# [What is required]
Print all of the data exactly as written.

(Chart and figure data)
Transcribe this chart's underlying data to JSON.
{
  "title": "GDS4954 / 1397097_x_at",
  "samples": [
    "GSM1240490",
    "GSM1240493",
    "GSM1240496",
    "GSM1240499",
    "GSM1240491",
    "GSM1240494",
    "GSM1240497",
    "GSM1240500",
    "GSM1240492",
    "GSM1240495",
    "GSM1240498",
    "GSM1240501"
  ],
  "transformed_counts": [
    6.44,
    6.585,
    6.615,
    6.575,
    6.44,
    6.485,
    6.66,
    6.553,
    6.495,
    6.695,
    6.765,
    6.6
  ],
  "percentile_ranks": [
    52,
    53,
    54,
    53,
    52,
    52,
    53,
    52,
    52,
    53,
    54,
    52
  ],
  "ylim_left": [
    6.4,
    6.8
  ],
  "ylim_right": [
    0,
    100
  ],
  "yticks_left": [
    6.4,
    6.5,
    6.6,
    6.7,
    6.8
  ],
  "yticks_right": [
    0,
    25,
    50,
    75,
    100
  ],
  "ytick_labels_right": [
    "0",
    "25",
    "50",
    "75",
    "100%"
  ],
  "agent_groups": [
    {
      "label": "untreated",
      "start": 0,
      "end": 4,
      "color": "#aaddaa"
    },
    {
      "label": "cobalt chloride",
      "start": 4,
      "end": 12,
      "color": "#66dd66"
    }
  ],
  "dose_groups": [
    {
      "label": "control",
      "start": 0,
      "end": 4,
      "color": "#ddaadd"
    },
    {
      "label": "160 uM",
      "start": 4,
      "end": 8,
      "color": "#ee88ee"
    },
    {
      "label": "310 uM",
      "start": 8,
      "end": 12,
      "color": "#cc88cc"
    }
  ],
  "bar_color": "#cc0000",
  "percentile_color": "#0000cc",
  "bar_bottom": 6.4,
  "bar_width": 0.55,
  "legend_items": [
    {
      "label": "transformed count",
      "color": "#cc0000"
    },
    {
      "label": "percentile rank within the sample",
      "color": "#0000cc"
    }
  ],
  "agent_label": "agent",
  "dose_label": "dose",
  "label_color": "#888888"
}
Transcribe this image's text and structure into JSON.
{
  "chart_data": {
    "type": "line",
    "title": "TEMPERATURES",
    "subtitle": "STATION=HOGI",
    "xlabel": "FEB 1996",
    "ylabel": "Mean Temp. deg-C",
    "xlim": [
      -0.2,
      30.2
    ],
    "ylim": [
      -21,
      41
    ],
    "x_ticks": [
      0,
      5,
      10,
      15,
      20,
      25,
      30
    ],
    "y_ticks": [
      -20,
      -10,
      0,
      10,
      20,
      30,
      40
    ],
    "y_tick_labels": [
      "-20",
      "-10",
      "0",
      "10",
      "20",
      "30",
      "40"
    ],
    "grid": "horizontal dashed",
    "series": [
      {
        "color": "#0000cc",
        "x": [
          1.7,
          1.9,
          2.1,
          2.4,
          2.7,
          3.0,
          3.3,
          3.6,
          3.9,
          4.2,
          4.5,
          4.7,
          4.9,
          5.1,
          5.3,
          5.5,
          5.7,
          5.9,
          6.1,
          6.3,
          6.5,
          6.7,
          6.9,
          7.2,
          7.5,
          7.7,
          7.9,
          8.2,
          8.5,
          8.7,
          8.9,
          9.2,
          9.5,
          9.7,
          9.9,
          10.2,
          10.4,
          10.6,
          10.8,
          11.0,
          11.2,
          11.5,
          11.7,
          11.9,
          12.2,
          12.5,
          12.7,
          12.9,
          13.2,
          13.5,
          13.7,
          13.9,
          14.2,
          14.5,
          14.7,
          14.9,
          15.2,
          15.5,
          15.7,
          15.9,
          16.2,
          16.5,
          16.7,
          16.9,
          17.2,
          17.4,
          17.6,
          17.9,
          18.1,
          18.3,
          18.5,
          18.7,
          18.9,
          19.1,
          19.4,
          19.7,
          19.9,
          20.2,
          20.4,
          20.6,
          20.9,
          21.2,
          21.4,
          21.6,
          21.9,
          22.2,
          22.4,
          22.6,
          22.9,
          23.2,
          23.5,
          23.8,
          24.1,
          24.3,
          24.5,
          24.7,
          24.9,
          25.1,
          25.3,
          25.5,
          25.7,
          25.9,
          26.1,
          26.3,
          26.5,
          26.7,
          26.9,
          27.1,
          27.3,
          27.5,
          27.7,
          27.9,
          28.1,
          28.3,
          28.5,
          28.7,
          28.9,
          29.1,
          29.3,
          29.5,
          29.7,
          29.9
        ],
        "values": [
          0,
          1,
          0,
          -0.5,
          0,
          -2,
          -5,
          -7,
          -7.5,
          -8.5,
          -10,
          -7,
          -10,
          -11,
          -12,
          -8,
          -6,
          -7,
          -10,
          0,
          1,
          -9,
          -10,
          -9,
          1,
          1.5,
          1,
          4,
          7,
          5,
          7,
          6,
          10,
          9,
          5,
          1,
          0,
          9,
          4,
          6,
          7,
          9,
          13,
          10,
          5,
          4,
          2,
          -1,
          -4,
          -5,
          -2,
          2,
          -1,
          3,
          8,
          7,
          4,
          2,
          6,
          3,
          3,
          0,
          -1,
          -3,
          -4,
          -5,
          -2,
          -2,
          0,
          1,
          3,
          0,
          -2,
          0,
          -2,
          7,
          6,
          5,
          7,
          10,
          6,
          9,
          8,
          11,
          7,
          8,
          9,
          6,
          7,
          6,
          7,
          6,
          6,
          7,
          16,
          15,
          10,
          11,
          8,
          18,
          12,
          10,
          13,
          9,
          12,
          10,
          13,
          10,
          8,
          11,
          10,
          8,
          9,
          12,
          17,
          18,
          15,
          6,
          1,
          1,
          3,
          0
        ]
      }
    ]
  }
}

# [Finished exercise]
Transcribe this chart's underlying data to JSON.
{
  "title": "GDS4954 / 1397097_x_at",
  "samples": [
    "GSM1240490",
    "GSM1240493",
    "GSM1240496",
    "GSM1240499",
    "GSM1240491",
    "GSM1240494",
    "GSM1240497",
    "GSM1240500",
    "GSM1240492",
    "GSM1240495",
    "GSM1240498",
    "GSM1240501"
  ],
  "transformed_counts": [
    6.44,
    6.585,
    6.615,
    6.575,
    6.44,
    6.485,
    6.66,
    6.553,
    6.495,
    6.695,
    6.765,
    6.6
  ],
  "percentile_ranks": [
    52,
    53,
    54,
    53,
    52,
    52,
    53,
    52,
    52,
    53,
    54,
    52
  ],
  "ylim_left": [
    6.4,
    6.8
  ],
  "ylim_right": [
    0,
    100
  ],
  "yticks_left": [
    6.4,
    6.5,
    6.6,
    6.7,
    6.8
  ],
  "yticks_right": [
    0,
    25,
    50,
    75,
    100
  ],
  "ytick_labels_right": [
    "0",
    "25",
    "50",
    "75",
    "100%"
  ],
  "agent_groups": [
    {
      "label": "untreated",
      "start": 0,
      "end": 4,
      "color": "#aaddaa"
    },
    {
      "label": "cobalt chloride",
      "start": 4,
      "end": 12,
      "color": "#66dd66"
    }
  ],
  "dose_groups": [
    {
      "label": "control",
      "start": 0,
      "end": 4,
      "color": "#ddaadd"
    },
    {
      "label": "160 uM",
      "start": 4,
      "end": 8,
      "color": "#ee88ee"
    },
    {
      "label": "310 uM",
      "start": 8,
      "end": 12,
      "color": "#cc88cc"
    }
  ],
  "bar_color": "#cc0000",
  "percentile_color": "#0000cc",
  "bar_bottom": 6.4,
  "bar_width": 0.55,
  "legend_items": [
    {
      "label": "transformed count",
      "color": "#cc0000"
    },
    {
      "label": "percentile rank within the sample",
      "color": "#0000cc"
    }
  ],
  "agent_label": "agent",
  "dose_label": "dose",
  "label_color": "#888888"
}
Transcribe this image's text and structure into JSON.
{
  "chart_data": {
    "type": "line",
    "title": "TEMPERATURES",
    "subtitle": "STATION=HOGI",
    "xlabel": "FEB 1996",
    "ylabel": "Mean Temp. deg-C",
    "xlim": [
      -0.2,
      30.2
    ],
    "ylim": [
      -21,
      41
    ],
    "x_ticks": [
      0,
      5,
      10,
      15,
      20,
      25,
      30
    ],
    "y_ticks": [
      -20,
      -10,
      0,
      10,
      20,
      30,
      40
    ],
    "y_tick_labels": [
      "-20",
      "-10",
      "0",
      "10",
      "20",
      "30",
      "40"
    ],
    "grid": "horizontal dashed",
    "series": [
      {
        "color": "#0000cc",
        "x": [
          1.7,
          1.9,
          2.1,
          2.4,
          2.7,
          3.0,
          3.3,
          3.6,
          3.9,
          4.2,
          4.5,
          4.7,
          4.9,
          5.1,
          5.3,
          5.5,
          5.7,
          5.9,
          6.1,
          6.3,
          6.5,
          6.7,
          6.9,
          7.2,
          7.5,
          7.7,
          7.9,
          8.2,
          8.5,
          8.7,
          8.9,
          9.2,
          9.5,
          9.7,
          9.9,
          10.2,
          10.4,
          10.6,
          10.8,
          11.0,
          11.2,
          11.5,
          11.7,
          11.9,
          12.2,
          12.5,
          12.7,
          12.9,
          13.2,
          13.5,
          13.7,
          13.9,
          14.2,
          14.5,
          14.7,
          14.9,
          15.2,
          15.5,
          15.7,
          15.9,
          16.2,
          16.5,
          16.7,
          16.9,
          17.2,
          17.4,
          17.6,
          17.9,
          18.1,
          18.3,
          18.5,
          18.7,
          18.9,
          19.1,
          19.4,
          19.7,
          19.9,
          20.2,
          20.4,
          20.6,
          20.9,
          21.2,
          21.4,
          21.6,
          21.9,
          22.2,
          22.4,
          22.6,
          22.9,
          23.2,
          23.5,
          23.8,
          24.1,
          24.3,
          24.5,
          24.7,
          24.9,
          25.1,
          25.3,
          25.5,
          25.7,
          25.9,
          26.1,
          26.3,
          26.5,
          26.7,
          26.9,
          27.1,
          27.3,
          27.5,
          27.7,
          27.9,
          28.1,
          28.3,
          28.5,
          28.7,
          28.9,
          29.1,
          29.3,
          29.5,
          29.7,
          29.9
        ],
        "values": [
          0,
          1,
          0,
          -0.5,
          0,
          -2,
          -5,
          -7,
          -7.5,
          -8.5,
          -10,
          -7,
          -10,
          -11,
          -12,
          -8,
          -6,
          -7,
          -10,
          0,
          1,
          -9,
          -10,
          -9,
          1,
          1.5,
          1,
          4,
          7,
          5,
          7,
          6,
          10,
          9,
          5,
          1,
          0,
          9,
          4,
          6,
          7,
          9,
          13,
          10,
          5,
          4,
          2,
          -1,
          -4,
          -5,
          -2,
          2,
          -1,
          3,
          8,
          7,
          4,
          2,
          6,
          3,
          3,
          0,
          -1,
          -3,
          -4,
          -5,
          -2,
          -2,
          0,
          1,
          3,
          0,
          -2,
          0,
          -2,
          7,
          6,
          5,
          7,
          10,
          6,
          9,
          8,
          11,
          7,
          8,
          9,
          6,
          7,
          6,
          7,
          6,
          6,
          7,
          16,
          15,
          10,
          11,
          8,
          18,
          12,
          10,
          13,
          9,
          12,
          10,
          13,
          10,
          8,
          11,
          10,
          8,
          9,
          12,
          17,
          18,
          15,
          6,
          1,
          1,
          3,
          0
        ]
      }
    ]
  }
}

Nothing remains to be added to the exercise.